DATA IN THIS EXERCISE
__________________________________________________
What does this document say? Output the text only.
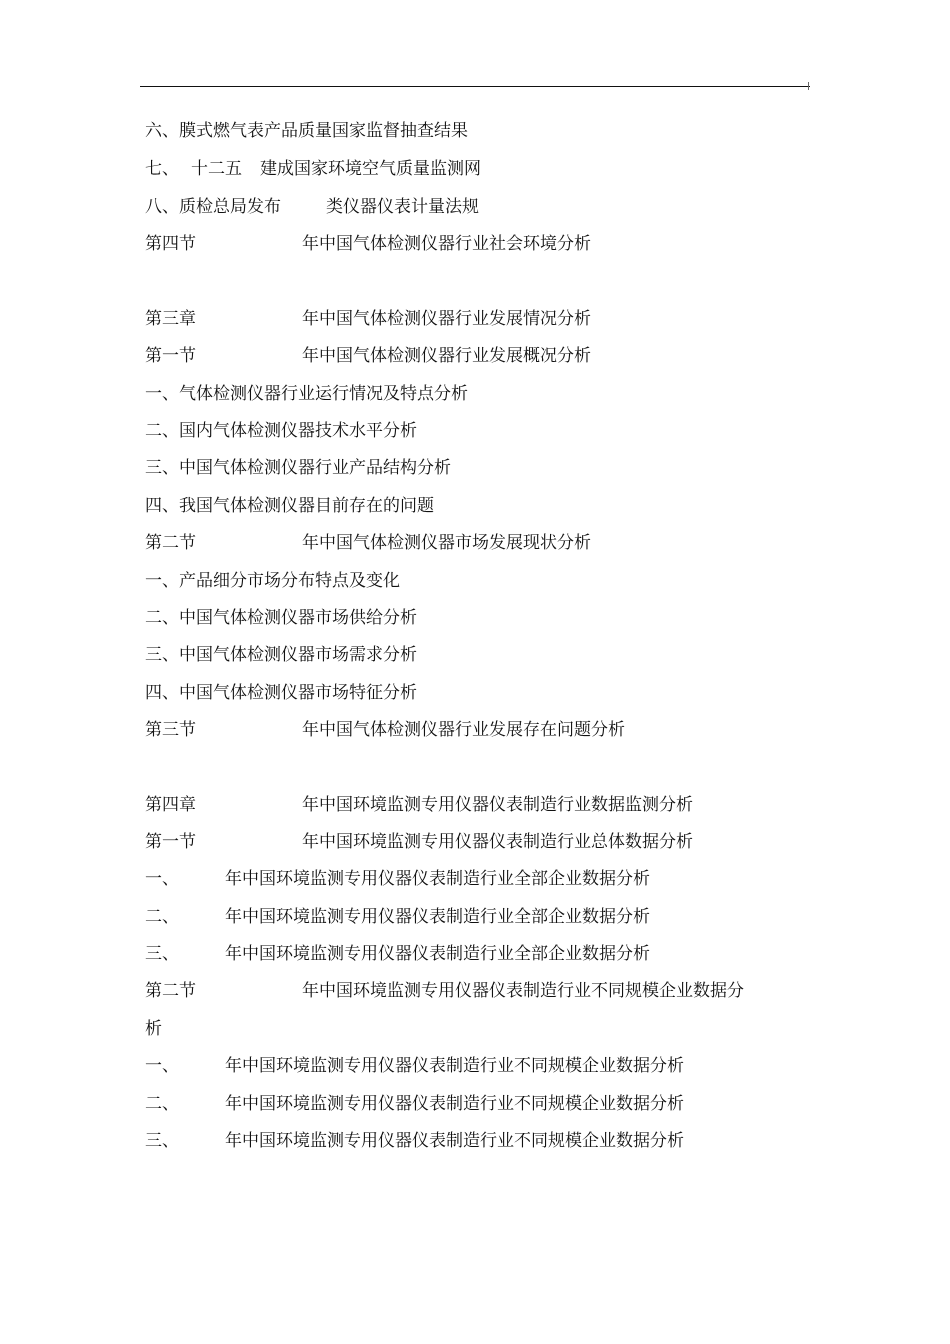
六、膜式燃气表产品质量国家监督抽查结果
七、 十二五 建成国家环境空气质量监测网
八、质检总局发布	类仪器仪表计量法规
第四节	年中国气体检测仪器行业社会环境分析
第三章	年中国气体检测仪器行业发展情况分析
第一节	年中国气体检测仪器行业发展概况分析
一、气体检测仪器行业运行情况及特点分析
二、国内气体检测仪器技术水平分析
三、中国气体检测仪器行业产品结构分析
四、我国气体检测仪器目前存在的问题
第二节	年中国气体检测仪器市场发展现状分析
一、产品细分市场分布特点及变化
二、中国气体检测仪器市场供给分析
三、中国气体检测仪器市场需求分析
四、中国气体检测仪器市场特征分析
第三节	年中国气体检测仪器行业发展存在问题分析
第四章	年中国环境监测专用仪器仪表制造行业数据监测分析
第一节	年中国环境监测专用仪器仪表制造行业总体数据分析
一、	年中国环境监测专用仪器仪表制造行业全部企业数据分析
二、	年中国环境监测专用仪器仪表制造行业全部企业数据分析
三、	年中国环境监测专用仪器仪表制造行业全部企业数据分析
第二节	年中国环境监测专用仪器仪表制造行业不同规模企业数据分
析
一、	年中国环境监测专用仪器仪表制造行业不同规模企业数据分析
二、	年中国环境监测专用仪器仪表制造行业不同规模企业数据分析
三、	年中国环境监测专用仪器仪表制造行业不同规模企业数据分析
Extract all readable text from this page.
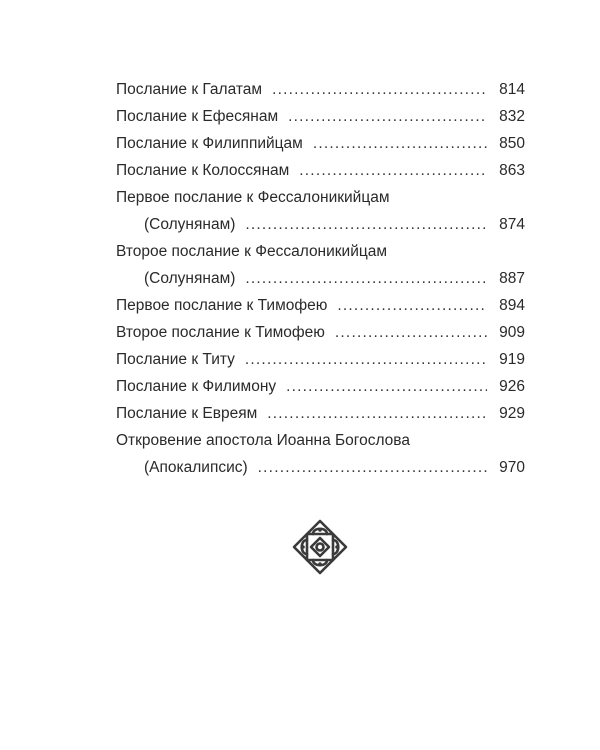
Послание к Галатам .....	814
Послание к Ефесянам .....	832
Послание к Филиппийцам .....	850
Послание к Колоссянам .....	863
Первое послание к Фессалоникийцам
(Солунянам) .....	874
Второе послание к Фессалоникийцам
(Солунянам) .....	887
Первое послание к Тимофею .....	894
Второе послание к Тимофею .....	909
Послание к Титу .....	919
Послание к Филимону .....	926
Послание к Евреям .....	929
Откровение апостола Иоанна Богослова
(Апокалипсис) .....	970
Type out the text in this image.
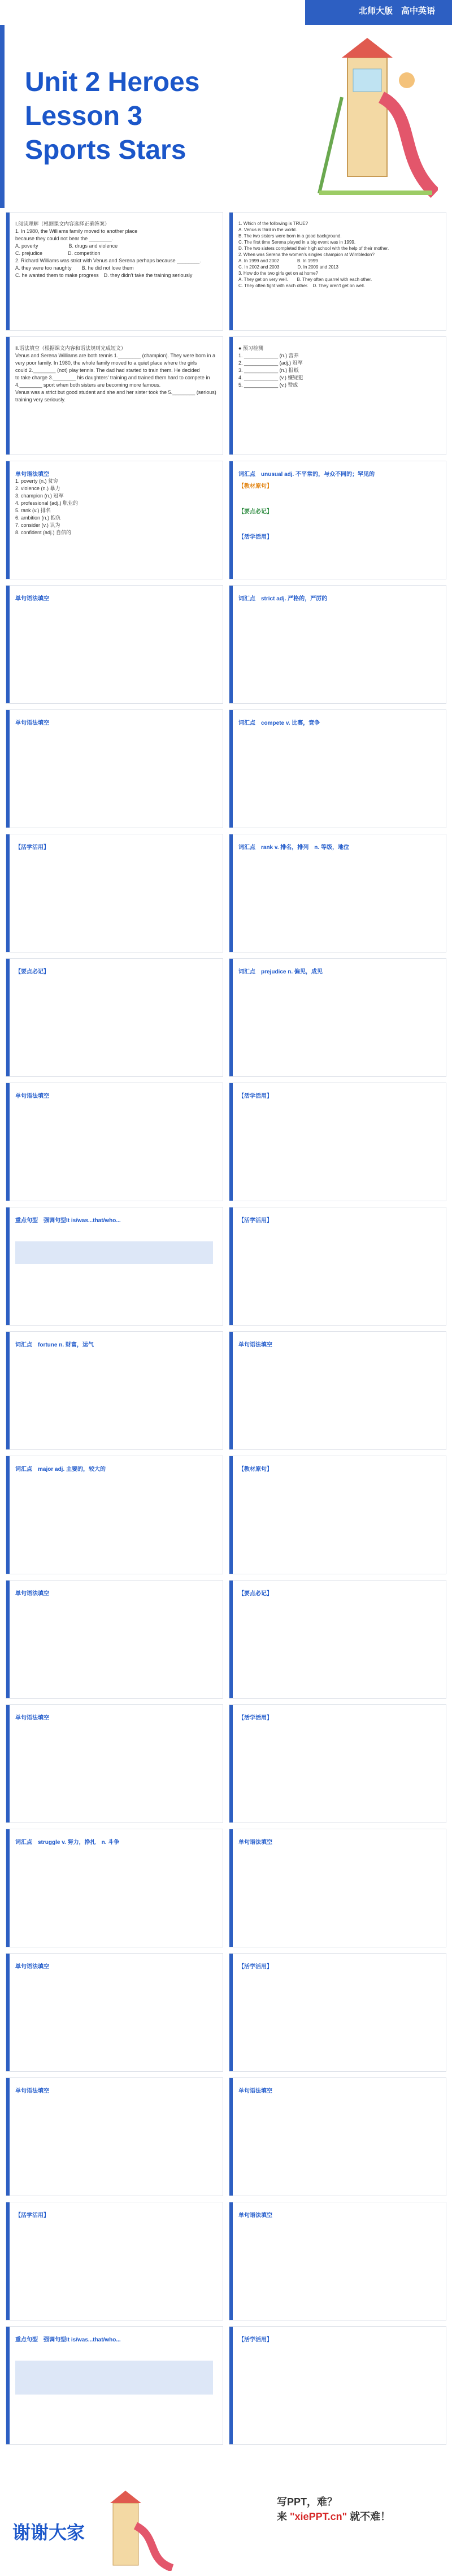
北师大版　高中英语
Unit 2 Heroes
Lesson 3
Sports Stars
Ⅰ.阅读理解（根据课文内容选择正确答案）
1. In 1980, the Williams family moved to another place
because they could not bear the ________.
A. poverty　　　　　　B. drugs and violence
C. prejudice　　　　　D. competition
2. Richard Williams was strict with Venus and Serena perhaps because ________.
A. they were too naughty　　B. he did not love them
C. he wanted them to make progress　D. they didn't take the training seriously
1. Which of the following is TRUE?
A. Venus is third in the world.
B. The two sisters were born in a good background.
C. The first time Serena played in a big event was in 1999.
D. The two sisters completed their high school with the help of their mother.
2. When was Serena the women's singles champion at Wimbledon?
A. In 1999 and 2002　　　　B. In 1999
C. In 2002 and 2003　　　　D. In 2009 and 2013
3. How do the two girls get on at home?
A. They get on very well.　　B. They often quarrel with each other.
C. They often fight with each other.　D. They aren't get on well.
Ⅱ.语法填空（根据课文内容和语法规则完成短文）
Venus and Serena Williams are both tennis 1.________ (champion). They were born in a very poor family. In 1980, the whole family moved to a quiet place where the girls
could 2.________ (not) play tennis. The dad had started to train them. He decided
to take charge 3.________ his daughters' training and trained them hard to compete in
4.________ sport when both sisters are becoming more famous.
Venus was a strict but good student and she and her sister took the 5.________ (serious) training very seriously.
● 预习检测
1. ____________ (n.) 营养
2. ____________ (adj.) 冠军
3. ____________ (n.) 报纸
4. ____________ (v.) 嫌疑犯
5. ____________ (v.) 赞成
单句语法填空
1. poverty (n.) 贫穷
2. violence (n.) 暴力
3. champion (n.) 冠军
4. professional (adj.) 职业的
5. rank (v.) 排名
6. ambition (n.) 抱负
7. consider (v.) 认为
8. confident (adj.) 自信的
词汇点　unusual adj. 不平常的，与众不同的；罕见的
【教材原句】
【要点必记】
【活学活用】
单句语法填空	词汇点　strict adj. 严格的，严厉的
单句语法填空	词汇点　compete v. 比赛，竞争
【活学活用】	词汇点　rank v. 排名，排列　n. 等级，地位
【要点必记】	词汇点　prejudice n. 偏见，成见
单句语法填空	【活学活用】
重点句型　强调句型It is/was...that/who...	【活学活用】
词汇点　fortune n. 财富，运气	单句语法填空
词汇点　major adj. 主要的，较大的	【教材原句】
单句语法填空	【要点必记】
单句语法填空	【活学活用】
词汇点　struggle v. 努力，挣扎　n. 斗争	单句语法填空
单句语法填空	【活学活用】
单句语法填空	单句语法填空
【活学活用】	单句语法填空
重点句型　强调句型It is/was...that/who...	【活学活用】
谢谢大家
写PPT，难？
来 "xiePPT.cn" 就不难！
__________________________________________________
OBJECTIVE
Every entry must be written out exactly, with all pictures left out.

OUTPUT FOR THIS EXERCISE
What does this document say? Output the text only.
六、膜式燃气表产品质量国家监督抽查结果
七、 十二五 建成国家环境空气质量监测网
八、质检总局发布	类仪器仪表计量法规
第四节	年中国气体检测仪器行业社会环境分析
第三章	年中国气体检测仪器行业发展情况分析
第一节	年中国气体检测仪器行业发展概况分析
一、气体检测仪器行业运行情况及特点分析
二、国内气体检测仪器技术水平分析
三、中国气体检测仪器行业产品结构分析
四、我国气体检测仪器目前存在的问题
第二节	年中国气体检测仪器市场发展现状分析
一、产品细分市场分布特点及变化
二、中国气体检测仪器市场供给分析
三、中国气体检测仪器市场需求分析
四、中国气体检测仪器市场特征分析
第三节	年中国气体检测仪器行业发展存在问题分析
第四章	年中国环境监测专用仪器仪表制造行业数据监测分析
第一节	年中国环境监测专用仪器仪表制造行业总体数据分析
一、	年中国环境监测专用仪器仪表制造行业全部企业数据分析
二、	年中国环境监测专用仪器仪表制造行业全部企业数据分析
三、	年中国环境监测专用仪器仪表制造行业全部企业数据分析
第二节	年中国环境监测专用仪器仪表制造行业不同规模企业数据分
析
一、	年中国环境监测专用仪器仪表制造行业不同规模企业数据分析
二、	年中国环境监测专用仪器仪表制造行业不同规模企业数据分析
三、	年中国环境监测专用仪器仪表制造行业不同规模企业数据分析
Extract all readable text from this page.
Послание к Галатам .....	814
Послание к Ефесянам .....	832
Послание к Филиппийцам .....	850
Послание к Колоссянам .....	863
Первое послание к Фессалоникийцам
(Солунянам) .....	874
Второе послание к Фессалоникийцам
(Солунянам) .....	887
Первое послание к Тимофею .....	894
Второе послание к Тимофею .....	909
Послание к Титу .....	919
Послание к Филимону .....	926
Послание к Евреям .....	929
Откровение апостола Иоанна Богослова
(Апокалипсис) .....	970
Type out the text in this image.
北师大版　高中英语
Unit 2 Heroes
Lesson 3
Sports Stars
Ⅰ.阅读理解（根据课文内容选择正确答案）
1. In 1980, the Williams family moved to another place
because they could not bear the ________.
A. poverty　　　　　　B. drugs and violence
C. prejudice　　　　　D. competition
2. Richard Williams was strict with Venus and Serena perhaps because ________.
A. they were too naughty　　B. he did not love them
C. he wanted them to make progress　D. they didn't take the training seriously
1. Which of the following is TRUE?
A. Venus is third in the world.
B. The two sisters were born in a good background.
C. The first time Serena played in a big event was in 1999.
D. The two sisters completed their high school with the help of their mother.
2. When was Serena the women's singles champion at Wimbledon?
A. In 1999 and 2002　　　　B. In 1999
C. In 2002 and 2003　　　　D. In 2009 and 2013
3. How do the two girls get on at home?
A. They get on very well.　　B. They often quarrel with each other.
C. They often fight with each other.　D. They aren't get on well.
Ⅱ.语法填空（根据课文内容和语法规则完成短文）
Venus and Serena Williams are both tennis 1.________ (champion). They were born in a very poor family. In 1980, the whole family moved to a quiet place where the girls
could 2.________ (not) play tennis. The dad had started to train them. He decided
to take charge 3.________ his daughters' training and trained them hard to compete in
4.________ sport when both sisters are becoming more famous.
Venus was a strict but good student and she and her sister took the 5.________ (serious) training very seriously.
● 预习检测
1. ____________ (n.) 营养
2. ____________ (adj.) 冠军
3. ____________ (n.) 报纸
4. ____________ (v.) 嫌疑犯
5. ____________ (v.) 赞成
单句语法填空
1. poverty (n.) 贫穷
2. violence (n.) 暴力
3. champion (n.) 冠军
4. professional (adj.) 职业的
5. rank (v.) 排名
6. ambition (n.) 抱负
7. consider (v.) 认为
8. confident (adj.) 自信的
词汇点　unusual adj. 不平常的，与众不同的；罕见的
【教材原句】
【要点必记】
【活学活用】
单句语法填空	词汇点　strict adj. 严格的，严厉的
单句语法填空	词汇点　compete v. 比赛，竞争
【活学活用】	词汇点　rank v. 排名，排列　n. 等级，地位
【要点必记】	词汇点　prejudice n. 偏见，成见
单句语法填空	【活学活用】
重点句型　强调句型It is/was...that/who...	【活学活用】
词汇点　fortune n. 财富，运气	单句语法填空
词汇点　major adj. 主要的，较大的	【教材原句】
单句语法填空	【要点必记】
单句语法填空	【活学活用】
词汇点　struggle v. 努力，挣扎　n. 斗争	单句语法填空
单句语法填空	【活学活用】
单句语法填空	单句语法填空
【活学活用】	单句语法填空
重点句型　强调句型It is/was...that/who...	【活学活用】
谢谢大家
写PPT，难？
来 "xiePPT.cn" 就不难！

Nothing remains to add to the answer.